**What is needed:**
The entries that follow should be written out exactly.

**Extracted data:**

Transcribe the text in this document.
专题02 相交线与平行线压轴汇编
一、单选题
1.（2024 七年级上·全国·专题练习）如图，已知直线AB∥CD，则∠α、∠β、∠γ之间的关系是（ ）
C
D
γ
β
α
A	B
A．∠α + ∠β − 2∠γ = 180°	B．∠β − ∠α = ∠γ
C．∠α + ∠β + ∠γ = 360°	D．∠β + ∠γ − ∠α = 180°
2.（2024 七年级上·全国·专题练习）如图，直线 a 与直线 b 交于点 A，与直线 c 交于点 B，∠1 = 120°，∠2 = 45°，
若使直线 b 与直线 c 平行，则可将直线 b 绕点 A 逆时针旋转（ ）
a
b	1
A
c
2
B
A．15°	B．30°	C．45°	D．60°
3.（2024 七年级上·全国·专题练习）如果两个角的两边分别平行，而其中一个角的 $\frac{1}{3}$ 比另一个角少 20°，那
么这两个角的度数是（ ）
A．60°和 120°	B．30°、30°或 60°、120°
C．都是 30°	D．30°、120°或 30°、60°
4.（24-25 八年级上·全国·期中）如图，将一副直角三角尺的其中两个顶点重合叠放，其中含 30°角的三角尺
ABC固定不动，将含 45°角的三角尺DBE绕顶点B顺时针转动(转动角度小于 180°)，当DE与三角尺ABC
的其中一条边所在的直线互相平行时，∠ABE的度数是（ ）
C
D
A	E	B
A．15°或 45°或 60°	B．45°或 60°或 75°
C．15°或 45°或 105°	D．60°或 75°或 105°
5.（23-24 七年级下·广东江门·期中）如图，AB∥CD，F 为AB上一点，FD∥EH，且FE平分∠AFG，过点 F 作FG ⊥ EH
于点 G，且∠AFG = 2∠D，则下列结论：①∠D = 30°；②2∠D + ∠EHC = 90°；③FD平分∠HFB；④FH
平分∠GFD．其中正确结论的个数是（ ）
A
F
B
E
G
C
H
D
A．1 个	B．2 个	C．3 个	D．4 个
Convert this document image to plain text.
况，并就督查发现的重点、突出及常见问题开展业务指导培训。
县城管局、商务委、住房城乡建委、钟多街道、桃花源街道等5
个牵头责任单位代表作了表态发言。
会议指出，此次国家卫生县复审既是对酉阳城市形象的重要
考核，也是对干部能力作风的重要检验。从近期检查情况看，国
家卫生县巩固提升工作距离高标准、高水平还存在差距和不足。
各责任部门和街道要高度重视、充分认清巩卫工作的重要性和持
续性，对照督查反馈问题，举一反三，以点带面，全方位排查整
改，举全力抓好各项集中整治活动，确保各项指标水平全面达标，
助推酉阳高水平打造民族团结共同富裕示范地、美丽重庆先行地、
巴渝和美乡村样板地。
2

**Correct response:**
Transcribe the text in this document.
专题02 相交线与平行线压轴汇编
一、单选题
1.（2024 七年级上·全国·专题练习）如图，已知直线AB∥CD，则∠α、∠β、∠γ之间的关系是（ ）
C
D
γ
β
α
A	B
A．∠α + ∠β − 2∠γ = 180°	B．∠β − ∠α = ∠γ
C．∠α + ∠β + ∠γ = 360°	D．∠β + ∠γ − ∠α = 180°
2.（2024 七年级上·全国·专题练习）如图，直线 a 与直线 b 交于点 A，与直线 c 交于点 B，∠1 = 120°，∠2 = 45°，
若使直线 b 与直线 c 平行，则可将直线 b 绕点 A 逆时针旋转（ ）
a
b	1
A
c
2
B
A．15°	B．30°	C．45°	D．60°
3.（2024 七年级上·全国·专题练习）如果两个角的两边分别平行，而其中一个角的 $\frac{1}{3}$ 比另一个角少 20°，那
么这两个角的度数是（ ）
A．60°和 120°	B．30°、30°或 60°、120°
C．都是 30°	D．30°、120°或 30°、60°
4.（24-25 八年级上·全国·期中）如图，将一副直角三角尺的其中两个顶点重合叠放，其中含 30°角的三角尺
ABC固定不动，将含 45°角的三角尺DBE绕顶点B顺时针转动(转动角度小于 180°)，当DE与三角尺ABC
的其中一条边所在的直线互相平行时，∠ABE的度数是（ ）
C
D
A	E	B
A．15°或 45°或 60°	B．45°或 60°或 75°
C．15°或 45°或 105°	D．60°或 75°或 105°
5.（23-24 七年级下·广东江门·期中）如图，AB∥CD，F 为AB上一点，FD∥EH，且FE平分∠AFG，过点 F 作FG ⊥ EH
于点 G，且∠AFG = 2∠D，则下列结论：①∠D = 30°；②2∠D + ∠EHC = 90°；③FD平分∠HFB；④FH
平分∠GFD．其中正确结论的个数是（ ）
A
F
B
E
G
C
H
D
A．1 个	B．2 个	C．3 个	D．4 个
Convert this document image to plain text.
况，并就督查发现的重点、突出及常见问题开展业务指导培训。
县城管局、商务委、住房城乡建委、钟多街道、桃花源街道等5
个牵头责任单位代表作了表态发言。
会议指出，此次国家卫生县复审既是对酉阳城市形象的重要
考核，也是对干部能力作风的重要检验。从近期检查情况看，国
家卫生县巩固提升工作距离高标准、高水平还存在差距和不足。
各责任部门和街道要高度重视、充分认清巩卫工作的重要性和持
续性，对照督查反馈问题，举一反三，以点带面，全方位排查整
改，举全力抓好各项集中整治活动，确保各项指标水平全面达标，
助推酉阳高水平打造民族团结共同富裕示范地、美丽重庆先行地、
巴渝和美乡村样板地。
2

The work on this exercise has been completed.